- DATA LINES
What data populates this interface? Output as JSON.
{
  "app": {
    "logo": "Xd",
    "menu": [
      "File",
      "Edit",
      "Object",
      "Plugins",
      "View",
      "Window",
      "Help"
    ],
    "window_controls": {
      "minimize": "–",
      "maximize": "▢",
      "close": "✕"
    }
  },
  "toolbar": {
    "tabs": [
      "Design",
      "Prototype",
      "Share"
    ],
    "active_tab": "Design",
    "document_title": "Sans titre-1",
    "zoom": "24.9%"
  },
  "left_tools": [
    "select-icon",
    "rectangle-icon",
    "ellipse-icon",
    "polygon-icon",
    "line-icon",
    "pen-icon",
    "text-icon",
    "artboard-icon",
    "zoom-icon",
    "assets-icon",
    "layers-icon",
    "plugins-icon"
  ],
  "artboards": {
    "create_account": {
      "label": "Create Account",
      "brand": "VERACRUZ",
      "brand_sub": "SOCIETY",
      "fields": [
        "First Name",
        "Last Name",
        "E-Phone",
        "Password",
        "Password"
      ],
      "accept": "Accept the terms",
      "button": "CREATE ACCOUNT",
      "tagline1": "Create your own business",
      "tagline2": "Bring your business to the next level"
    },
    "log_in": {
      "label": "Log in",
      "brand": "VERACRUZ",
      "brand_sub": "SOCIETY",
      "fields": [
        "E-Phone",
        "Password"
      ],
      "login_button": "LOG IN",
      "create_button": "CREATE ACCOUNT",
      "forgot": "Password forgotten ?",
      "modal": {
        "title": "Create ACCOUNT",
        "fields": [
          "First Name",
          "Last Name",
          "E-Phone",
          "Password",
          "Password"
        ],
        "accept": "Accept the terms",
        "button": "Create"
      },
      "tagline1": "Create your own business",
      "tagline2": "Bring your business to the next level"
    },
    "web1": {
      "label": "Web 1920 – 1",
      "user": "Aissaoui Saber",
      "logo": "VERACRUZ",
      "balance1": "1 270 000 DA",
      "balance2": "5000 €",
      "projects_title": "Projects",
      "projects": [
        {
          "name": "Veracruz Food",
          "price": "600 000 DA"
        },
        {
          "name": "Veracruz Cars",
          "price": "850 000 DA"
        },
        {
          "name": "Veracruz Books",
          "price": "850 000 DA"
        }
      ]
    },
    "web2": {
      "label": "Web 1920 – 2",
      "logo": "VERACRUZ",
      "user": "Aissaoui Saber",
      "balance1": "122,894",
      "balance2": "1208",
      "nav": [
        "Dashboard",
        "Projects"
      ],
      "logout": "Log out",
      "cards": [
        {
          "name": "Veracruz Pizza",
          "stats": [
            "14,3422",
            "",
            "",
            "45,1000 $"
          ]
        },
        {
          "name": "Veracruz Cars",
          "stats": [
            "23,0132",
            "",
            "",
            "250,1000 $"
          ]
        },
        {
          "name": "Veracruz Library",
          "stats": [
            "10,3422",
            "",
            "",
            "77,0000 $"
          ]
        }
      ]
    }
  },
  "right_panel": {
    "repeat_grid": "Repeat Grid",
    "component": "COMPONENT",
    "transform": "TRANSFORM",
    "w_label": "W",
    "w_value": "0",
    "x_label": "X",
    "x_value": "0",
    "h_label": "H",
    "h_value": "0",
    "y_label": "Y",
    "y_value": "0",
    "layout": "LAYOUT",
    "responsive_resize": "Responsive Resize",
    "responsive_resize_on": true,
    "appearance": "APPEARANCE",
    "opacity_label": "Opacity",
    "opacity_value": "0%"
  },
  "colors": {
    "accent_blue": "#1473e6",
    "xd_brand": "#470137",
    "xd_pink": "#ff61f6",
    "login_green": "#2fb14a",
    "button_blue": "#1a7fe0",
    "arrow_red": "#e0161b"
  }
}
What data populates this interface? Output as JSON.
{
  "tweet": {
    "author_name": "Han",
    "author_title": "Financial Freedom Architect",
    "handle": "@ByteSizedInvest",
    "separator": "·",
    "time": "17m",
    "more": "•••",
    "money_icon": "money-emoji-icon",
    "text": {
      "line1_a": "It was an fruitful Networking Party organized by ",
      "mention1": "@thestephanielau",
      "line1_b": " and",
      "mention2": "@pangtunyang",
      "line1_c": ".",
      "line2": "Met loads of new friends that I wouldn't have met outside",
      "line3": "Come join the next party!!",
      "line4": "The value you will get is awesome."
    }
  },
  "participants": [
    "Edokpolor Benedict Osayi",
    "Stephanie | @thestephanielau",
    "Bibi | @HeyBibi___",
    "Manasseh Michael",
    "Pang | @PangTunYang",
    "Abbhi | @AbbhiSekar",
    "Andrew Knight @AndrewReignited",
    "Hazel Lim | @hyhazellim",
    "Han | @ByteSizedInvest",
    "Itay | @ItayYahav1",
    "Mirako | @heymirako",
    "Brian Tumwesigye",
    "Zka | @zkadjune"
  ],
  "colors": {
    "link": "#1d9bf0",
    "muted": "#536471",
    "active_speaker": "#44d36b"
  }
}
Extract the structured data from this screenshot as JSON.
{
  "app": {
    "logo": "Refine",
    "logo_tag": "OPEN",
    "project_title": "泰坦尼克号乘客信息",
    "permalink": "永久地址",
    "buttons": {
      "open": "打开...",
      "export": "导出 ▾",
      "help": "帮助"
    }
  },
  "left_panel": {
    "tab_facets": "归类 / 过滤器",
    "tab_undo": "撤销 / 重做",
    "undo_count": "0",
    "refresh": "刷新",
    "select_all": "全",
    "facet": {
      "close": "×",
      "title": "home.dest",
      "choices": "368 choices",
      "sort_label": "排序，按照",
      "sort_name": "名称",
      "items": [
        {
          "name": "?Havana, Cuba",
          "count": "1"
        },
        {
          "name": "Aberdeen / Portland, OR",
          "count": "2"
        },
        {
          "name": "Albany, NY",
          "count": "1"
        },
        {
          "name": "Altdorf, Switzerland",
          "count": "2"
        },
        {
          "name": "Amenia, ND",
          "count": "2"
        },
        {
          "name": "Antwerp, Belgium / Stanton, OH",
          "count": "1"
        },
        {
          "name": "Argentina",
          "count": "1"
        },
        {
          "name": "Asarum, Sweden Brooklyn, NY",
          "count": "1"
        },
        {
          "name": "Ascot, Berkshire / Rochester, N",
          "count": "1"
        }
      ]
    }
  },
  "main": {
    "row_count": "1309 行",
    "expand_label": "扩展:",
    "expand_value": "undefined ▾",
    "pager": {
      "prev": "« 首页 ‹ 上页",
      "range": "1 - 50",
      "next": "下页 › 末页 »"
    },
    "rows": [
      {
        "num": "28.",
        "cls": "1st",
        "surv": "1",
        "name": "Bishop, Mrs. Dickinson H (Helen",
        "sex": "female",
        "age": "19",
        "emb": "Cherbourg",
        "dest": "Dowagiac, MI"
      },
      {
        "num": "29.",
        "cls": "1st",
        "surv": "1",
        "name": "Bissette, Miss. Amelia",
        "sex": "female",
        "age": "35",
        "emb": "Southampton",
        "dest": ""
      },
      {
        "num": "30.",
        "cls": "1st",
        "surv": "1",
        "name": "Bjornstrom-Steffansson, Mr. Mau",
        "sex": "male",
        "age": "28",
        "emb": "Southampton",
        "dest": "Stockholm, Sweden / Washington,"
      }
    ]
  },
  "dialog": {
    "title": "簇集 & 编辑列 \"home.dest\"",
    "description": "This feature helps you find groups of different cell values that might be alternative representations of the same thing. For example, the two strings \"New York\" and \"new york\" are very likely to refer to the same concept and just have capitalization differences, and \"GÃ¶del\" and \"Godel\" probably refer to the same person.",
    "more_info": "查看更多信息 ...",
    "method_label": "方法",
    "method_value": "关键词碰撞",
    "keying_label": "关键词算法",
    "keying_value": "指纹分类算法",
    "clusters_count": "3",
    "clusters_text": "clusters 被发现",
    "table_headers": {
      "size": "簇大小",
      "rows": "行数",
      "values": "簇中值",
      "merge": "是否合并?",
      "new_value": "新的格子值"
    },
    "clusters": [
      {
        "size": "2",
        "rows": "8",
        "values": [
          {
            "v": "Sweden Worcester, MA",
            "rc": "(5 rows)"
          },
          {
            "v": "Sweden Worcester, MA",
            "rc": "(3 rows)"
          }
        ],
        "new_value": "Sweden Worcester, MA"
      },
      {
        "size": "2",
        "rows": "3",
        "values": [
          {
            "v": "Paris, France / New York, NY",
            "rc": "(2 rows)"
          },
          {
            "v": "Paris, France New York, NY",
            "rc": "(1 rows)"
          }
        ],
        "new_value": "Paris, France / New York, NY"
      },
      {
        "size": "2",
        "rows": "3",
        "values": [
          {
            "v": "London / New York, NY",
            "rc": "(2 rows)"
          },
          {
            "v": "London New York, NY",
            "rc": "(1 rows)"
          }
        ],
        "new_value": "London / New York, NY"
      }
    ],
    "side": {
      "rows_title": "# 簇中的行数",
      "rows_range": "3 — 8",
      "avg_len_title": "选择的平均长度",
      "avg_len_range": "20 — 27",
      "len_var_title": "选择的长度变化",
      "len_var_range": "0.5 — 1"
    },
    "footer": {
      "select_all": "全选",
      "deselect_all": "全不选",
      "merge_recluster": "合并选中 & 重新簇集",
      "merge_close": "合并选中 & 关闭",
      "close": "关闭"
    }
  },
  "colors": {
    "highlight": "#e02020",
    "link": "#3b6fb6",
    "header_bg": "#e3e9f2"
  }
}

- GOAL
Count every line bearing the word "Password"; report the total only.

- CORRECT ANSWER
6